* **WHAT THE TASK ASKS**
Repeat everything in the material exactly.

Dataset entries
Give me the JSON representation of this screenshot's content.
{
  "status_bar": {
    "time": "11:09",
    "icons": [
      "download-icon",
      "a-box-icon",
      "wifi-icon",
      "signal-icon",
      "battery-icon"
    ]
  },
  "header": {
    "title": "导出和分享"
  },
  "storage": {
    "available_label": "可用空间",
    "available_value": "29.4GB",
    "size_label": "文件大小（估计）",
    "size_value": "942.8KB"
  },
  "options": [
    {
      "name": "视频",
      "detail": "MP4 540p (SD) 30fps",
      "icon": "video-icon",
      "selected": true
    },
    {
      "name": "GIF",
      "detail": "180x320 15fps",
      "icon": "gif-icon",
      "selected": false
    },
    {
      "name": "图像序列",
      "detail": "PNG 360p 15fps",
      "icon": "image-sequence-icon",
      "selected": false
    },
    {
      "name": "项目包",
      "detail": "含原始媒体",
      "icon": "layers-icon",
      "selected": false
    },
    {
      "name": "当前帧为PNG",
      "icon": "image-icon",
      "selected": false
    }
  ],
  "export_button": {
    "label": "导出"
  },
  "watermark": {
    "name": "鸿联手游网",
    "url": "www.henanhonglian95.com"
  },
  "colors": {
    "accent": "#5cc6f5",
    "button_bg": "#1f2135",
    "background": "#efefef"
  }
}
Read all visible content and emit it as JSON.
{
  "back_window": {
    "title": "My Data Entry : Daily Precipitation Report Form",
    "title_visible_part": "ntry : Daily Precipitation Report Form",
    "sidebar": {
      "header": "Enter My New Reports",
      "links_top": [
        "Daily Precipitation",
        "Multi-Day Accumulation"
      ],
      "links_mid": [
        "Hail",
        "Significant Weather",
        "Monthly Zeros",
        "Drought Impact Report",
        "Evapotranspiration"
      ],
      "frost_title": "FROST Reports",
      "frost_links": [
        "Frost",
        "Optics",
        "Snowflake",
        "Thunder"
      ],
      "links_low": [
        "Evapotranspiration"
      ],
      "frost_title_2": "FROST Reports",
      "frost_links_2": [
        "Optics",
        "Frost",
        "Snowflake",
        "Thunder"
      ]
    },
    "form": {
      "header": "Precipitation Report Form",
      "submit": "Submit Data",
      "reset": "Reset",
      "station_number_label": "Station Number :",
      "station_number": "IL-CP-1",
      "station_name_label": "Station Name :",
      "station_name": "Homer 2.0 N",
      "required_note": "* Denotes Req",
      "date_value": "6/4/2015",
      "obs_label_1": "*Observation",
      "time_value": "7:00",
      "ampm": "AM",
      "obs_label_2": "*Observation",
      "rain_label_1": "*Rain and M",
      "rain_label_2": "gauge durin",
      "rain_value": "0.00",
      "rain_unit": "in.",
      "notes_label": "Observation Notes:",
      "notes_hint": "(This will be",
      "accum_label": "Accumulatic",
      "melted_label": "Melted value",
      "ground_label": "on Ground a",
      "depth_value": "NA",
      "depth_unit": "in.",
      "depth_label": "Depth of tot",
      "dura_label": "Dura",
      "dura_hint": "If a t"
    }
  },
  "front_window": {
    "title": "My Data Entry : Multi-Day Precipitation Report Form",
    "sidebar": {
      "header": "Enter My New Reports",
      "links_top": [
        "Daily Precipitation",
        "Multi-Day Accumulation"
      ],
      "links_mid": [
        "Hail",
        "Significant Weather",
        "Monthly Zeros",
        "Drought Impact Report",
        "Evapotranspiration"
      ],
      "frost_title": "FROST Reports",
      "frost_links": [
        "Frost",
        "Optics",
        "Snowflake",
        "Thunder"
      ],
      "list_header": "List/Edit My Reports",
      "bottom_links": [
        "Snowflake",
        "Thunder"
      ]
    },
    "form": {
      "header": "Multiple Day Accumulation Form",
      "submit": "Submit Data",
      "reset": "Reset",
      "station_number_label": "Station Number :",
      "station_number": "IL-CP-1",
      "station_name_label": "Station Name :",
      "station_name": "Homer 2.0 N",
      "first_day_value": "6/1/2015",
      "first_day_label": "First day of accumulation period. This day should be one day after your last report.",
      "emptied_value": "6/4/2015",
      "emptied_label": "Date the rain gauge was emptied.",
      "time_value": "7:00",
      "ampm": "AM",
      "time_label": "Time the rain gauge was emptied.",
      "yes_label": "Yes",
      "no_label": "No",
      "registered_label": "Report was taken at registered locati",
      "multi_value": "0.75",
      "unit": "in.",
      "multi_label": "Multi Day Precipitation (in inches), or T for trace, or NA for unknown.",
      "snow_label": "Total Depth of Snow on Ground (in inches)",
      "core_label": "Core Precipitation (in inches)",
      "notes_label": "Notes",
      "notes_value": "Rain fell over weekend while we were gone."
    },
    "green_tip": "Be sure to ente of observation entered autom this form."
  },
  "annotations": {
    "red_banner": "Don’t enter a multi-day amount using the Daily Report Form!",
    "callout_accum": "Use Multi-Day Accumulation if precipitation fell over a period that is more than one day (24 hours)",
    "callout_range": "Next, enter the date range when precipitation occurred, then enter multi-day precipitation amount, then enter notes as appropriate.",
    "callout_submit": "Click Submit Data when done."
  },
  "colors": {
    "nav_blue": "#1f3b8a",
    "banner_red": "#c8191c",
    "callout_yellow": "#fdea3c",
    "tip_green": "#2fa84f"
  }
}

* **SOLUTION TO THIS EXERCISE**
Give me the JSON representation of this screenshot's content.
{
  "status_bar": {
    "time": "11:09",
    "icons": [
      "download-icon",
      "a-box-icon",
      "wifi-icon",
      "signal-icon",
      "battery-icon"
    ]
  },
  "header": {
    "title": "导出和分享"
  },
  "storage": {
    "available_label": "可用空间",
    "available_value": "29.4GB",
    "size_label": "文件大小（估计）",
    "size_value": "942.8KB"
  },
  "options": [
    {
      "name": "视频",
      "detail": "MP4 540p (SD) 30fps",
      "icon": "video-icon",
      "selected": true
    },
    {
      "name": "GIF",
      "detail": "180x320 15fps",
      "icon": "gif-icon",
      "selected": false
    },
    {
      "name": "图像序列",
      "detail": "PNG 360p 15fps",
      "icon": "image-sequence-icon",
      "selected": false
    },
    {
      "name": "项目包",
      "detail": "含原始媒体",
      "icon": "layers-icon",
      "selected": false
    },
    {
      "name": "当前帧为PNG",
      "icon": "image-icon",
      "selected": false
    }
  ],
  "export_button": {
    "label": "导出"
  },
  "watermark": {
    "name": "鸿联手游网",
    "url": "www.henanhonglian95.com"
  },
  "colors": {
    "accent": "#5cc6f5",
    "button_bg": "#1f2135",
    "background": "#efefef"
  }
}
Read all visible content and emit it as JSON.
{
  "back_window": {
    "title": "My Data Entry : Daily Precipitation Report Form",
    "title_visible_part": "ntry : Daily Precipitation Report Form",
    "sidebar": {
      "header": "Enter My New Reports",
      "links_top": [
        "Daily Precipitation",
        "Multi-Day Accumulation"
      ],
      "links_mid": [
        "Hail",
        "Significant Weather",
        "Monthly Zeros",
        "Drought Impact Report",
        "Evapotranspiration"
      ],
      "frost_title": "FROST Reports",
      "frost_links": [
        "Frost",
        "Optics",
        "Snowflake",
        "Thunder"
      ],
      "links_low": [
        "Evapotranspiration"
      ],
      "frost_title_2": "FROST Reports",
      "frost_links_2": [
        "Optics",
        "Frost",
        "Snowflake",
        "Thunder"
      ]
    },
    "form": {
      "header": "Precipitation Report Form",
      "submit": "Submit Data",
      "reset": "Reset",
      "station_number_label": "Station Number :",
      "station_number": "IL-CP-1",
      "station_name_label": "Station Name :",
      "station_name": "Homer 2.0 N",
      "required_note": "* Denotes Req",
      "date_value": "6/4/2015",
      "obs_label_1": "*Observation",
      "time_value": "7:00",
      "ampm": "AM",
      "obs_label_2": "*Observation",
      "rain_label_1": "*Rain and M",
      "rain_label_2": "gauge durin",
      "rain_value": "0.00",
      "rain_unit": "in.",
      "notes_label": "Observation Notes:",
      "notes_hint": "(This will be",
      "accum_label": "Accumulatic",
      "melted_label": "Melted value",
      "ground_label": "on Ground a",
      "depth_value": "NA",
      "depth_unit": "in.",
      "depth_label": "Depth of tot",
      "dura_label": "Dura",
      "dura_hint": "If a t"
    }
  },
  "front_window": {
    "title": "My Data Entry : Multi-Day Precipitation Report Form",
    "sidebar": {
      "header": "Enter My New Reports",
      "links_top": [
        "Daily Precipitation",
        "Multi-Day Accumulation"
      ],
      "links_mid": [
        "Hail",
        "Significant Weather",
        "Monthly Zeros",
        "Drought Impact Report",
        "Evapotranspiration"
      ],
      "frost_title": "FROST Reports",
      "frost_links": [
        "Frost",
        "Optics",
        "Snowflake",
        "Thunder"
      ],
      "list_header": "List/Edit My Reports",
      "bottom_links": [
        "Snowflake",
        "Thunder"
      ]
    },
    "form": {
      "header": "Multiple Day Accumulation Form",
      "submit": "Submit Data",
      "reset": "Reset",
      "station_number_label": "Station Number :",
      "station_number": "IL-CP-1",
      "station_name_label": "Station Name :",
      "station_name": "Homer 2.0 N",
      "first_day_value": "6/1/2015",
      "first_day_label": "First day of accumulation period. This day should be one day after your last report.",
      "emptied_value": "6/4/2015",
      "emptied_label": "Date the rain gauge was emptied.",
      "time_value": "7:00",
      "ampm": "AM",
      "time_label": "Time the rain gauge was emptied.",
      "yes_label": "Yes",
      "no_label": "No",
      "registered_label": "Report was taken at registered locati",
      "multi_value": "0.75",
      "unit": "in.",
      "multi_label": "Multi Day Precipitation (in inches), or T for trace, or NA for unknown.",
      "snow_label": "Total Depth of Snow on Ground (in inches)",
      "core_label": "Core Precipitation (in inches)",
      "notes_label": "Notes",
      "notes_value": "Rain fell over weekend while we were gone."
    },
    "green_tip": "Be sure to ente of observation entered autom this form."
  },
  "annotations": {
    "red_banner": "Don’t enter a multi-day amount using the Daily Report Form!",
    "callout_accum": "Use Multi-Day Accumulation if precipitation fell over a period that is more than one day (24 hours)",
    "callout_range": "Next, enter the date range when precipitation occurred, then enter multi-day precipitation amount, then enter notes as appropriate.",
    "callout_submit": "Click Submit Data when done."
  },
  "colors": {
    "nav_blue": "#1f3b8a",
    "banner_red": "#c8191c",
    "callout_yellow": "#fdea3c",
    "tip_green": "#2fa84f"
  }
}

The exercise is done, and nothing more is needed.